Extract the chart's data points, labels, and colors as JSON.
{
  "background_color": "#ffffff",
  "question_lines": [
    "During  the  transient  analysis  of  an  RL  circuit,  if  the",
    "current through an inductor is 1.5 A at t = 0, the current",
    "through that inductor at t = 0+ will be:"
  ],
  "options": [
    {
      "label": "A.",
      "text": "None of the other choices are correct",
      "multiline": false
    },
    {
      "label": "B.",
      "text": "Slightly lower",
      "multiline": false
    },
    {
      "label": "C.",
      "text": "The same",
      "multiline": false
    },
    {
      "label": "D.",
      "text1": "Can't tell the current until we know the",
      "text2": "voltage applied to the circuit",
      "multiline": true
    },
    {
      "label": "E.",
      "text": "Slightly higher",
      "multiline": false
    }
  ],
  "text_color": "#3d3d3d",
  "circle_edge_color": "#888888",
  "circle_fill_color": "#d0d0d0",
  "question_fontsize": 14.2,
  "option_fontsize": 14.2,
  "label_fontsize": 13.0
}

## Work to do
All of the entries must be quoted exactly; please include each one.

## Task solution
Extract the chart's data points, labels, and colors as JSON.
{
  "background_color": "#ffffff",
  "question_lines": [
    "During  the  transient  analysis  of  an  RL  circuit,  if  the",
    "current through an inductor is 1.5 A at t = 0, the current",
    "through that inductor at t = 0+ will be:"
  ],
  "options": [
    {
      "label": "A.",
      "text": "None of the other choices are correct",
      "multiline": false
    },
    {
      "label": "B.",
      "text": "Slightly lower",
      "multiline": false
    },
    {
      "label": "C.",
      "text": "The same",
      "multiline": false
    },
    {
      "label": "D.",
      "text1": "Can't tell the current until we know the",
      "text2": "voltage applied to the circuit",
      "multiline": true
    },
    {
      "label": "E.",
      "text": "Slightly higher",
      "multiline": false
    }
  ],
  "text_color": "#3d3d3d",
  "circle_edge_color": "#888888",
  "circle_fill_color": "#d0d0d0",
  "question_fontsize": 14.2,
  "option_fontsize": 14.2,
  "label_fontsize": 13.0
}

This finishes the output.